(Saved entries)
****************
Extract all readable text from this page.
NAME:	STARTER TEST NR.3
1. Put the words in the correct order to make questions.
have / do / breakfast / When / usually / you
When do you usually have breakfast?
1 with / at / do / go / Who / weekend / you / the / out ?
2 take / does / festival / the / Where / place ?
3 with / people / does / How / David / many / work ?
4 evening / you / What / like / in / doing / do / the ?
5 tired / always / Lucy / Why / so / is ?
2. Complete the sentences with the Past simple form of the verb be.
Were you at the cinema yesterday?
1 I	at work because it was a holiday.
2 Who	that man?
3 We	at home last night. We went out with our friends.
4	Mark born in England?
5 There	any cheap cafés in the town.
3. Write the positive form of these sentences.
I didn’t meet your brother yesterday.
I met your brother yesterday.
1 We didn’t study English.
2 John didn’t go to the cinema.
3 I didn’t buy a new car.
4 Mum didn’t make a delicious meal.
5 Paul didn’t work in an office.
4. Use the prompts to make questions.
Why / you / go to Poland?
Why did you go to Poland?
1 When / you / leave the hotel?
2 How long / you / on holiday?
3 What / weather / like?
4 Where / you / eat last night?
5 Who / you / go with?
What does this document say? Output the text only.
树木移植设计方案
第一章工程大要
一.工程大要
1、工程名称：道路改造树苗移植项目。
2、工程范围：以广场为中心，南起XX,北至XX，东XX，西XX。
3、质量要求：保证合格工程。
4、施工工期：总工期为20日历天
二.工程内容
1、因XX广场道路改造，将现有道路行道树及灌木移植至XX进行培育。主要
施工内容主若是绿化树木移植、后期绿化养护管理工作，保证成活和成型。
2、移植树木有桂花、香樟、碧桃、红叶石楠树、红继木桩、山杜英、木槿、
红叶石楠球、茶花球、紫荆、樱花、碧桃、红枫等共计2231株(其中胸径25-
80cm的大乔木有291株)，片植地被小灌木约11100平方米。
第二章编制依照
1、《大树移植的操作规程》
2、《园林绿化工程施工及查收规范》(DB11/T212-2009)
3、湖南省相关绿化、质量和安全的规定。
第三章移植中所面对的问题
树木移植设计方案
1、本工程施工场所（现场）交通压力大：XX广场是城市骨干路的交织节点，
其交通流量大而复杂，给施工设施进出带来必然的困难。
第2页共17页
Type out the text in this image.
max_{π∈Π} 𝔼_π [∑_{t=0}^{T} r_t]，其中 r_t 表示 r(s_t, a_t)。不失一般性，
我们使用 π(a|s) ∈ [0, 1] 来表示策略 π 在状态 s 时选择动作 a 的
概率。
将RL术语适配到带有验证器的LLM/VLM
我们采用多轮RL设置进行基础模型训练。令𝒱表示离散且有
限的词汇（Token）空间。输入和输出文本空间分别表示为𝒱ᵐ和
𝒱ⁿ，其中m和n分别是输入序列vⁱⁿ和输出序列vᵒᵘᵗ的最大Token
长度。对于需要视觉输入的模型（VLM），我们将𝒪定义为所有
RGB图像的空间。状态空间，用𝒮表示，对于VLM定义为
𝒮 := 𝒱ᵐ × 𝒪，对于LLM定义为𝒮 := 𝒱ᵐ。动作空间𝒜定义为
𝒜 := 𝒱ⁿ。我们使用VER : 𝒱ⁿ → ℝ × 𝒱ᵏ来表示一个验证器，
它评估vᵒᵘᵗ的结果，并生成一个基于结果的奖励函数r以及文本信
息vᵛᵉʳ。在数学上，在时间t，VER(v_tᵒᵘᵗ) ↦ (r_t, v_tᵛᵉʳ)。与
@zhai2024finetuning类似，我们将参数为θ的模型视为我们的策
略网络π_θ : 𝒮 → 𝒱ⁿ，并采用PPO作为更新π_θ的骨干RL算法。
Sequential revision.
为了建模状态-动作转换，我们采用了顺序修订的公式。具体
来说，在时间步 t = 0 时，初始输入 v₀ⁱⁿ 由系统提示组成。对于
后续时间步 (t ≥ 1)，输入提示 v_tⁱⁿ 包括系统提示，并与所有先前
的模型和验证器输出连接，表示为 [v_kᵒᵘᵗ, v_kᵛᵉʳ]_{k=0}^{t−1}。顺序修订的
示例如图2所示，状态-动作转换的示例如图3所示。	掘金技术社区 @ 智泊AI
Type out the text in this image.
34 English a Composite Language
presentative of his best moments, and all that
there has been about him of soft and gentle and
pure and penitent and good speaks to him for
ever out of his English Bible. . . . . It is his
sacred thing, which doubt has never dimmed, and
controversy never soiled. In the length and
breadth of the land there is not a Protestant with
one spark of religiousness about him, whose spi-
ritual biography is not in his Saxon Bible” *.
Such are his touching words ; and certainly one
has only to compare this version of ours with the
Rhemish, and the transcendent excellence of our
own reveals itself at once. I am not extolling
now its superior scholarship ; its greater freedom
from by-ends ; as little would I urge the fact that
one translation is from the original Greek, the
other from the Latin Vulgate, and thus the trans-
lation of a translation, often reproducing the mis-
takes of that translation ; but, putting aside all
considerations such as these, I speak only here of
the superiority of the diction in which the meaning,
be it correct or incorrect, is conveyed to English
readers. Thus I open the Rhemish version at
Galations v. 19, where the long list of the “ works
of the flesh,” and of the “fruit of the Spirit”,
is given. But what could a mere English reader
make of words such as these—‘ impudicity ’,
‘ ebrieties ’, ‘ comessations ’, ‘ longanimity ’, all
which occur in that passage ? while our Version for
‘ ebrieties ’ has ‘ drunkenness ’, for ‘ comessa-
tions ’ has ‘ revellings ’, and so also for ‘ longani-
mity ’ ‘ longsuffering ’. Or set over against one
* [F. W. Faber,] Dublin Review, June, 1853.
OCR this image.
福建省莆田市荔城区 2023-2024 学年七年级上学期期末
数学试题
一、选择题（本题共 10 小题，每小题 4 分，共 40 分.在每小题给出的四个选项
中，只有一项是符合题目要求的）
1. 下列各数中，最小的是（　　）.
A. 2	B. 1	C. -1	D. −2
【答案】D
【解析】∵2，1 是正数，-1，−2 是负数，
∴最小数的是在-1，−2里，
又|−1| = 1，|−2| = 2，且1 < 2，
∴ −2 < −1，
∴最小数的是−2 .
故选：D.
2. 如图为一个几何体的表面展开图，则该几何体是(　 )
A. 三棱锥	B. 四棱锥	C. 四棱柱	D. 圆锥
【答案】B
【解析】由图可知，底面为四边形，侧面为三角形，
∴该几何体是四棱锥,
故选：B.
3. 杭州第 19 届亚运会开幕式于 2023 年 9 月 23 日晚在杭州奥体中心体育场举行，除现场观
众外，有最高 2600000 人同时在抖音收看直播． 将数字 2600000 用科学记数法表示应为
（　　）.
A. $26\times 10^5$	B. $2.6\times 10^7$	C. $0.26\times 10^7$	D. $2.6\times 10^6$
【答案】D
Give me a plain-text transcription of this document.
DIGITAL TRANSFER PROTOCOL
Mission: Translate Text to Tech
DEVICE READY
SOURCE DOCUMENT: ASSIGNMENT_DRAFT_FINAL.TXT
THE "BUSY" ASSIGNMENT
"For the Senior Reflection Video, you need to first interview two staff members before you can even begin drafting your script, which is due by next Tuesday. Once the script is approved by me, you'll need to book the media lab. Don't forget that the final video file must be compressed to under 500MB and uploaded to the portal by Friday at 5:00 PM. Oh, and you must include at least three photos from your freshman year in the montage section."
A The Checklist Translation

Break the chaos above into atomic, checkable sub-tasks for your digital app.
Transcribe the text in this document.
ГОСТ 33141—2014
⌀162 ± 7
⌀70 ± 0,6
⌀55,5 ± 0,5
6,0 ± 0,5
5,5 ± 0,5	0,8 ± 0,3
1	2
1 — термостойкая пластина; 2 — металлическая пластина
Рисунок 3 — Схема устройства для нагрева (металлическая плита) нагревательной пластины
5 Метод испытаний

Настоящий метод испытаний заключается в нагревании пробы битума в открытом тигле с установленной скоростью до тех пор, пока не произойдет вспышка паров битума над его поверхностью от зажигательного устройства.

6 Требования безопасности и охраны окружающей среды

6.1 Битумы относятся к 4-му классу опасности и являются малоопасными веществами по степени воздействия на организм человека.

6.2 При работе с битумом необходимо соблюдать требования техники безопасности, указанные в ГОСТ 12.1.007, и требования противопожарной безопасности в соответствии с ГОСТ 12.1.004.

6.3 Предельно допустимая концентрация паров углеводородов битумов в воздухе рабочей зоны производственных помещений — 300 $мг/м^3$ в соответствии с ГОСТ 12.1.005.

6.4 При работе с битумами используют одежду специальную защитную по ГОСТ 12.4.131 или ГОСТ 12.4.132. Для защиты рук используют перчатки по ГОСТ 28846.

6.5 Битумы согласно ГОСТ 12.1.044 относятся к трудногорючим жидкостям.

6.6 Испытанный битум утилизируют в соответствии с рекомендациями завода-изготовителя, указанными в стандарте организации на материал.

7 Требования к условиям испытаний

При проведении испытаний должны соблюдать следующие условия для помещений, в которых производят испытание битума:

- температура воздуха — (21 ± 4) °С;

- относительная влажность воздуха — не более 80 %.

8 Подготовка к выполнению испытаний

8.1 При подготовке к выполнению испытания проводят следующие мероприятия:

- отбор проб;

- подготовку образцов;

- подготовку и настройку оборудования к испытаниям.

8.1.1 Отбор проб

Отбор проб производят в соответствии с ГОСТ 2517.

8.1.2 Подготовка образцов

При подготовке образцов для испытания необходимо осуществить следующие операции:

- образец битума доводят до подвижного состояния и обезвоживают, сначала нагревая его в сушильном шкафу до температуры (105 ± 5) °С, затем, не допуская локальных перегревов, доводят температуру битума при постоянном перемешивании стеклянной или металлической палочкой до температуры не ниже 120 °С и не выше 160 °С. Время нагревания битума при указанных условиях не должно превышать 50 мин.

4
****************
Task requirements >>
Copy every line of the listing where the word "brother" appears.

Solution to the exercise >>
I didn’t meet your brother yesterday.
I met your brother yesterday.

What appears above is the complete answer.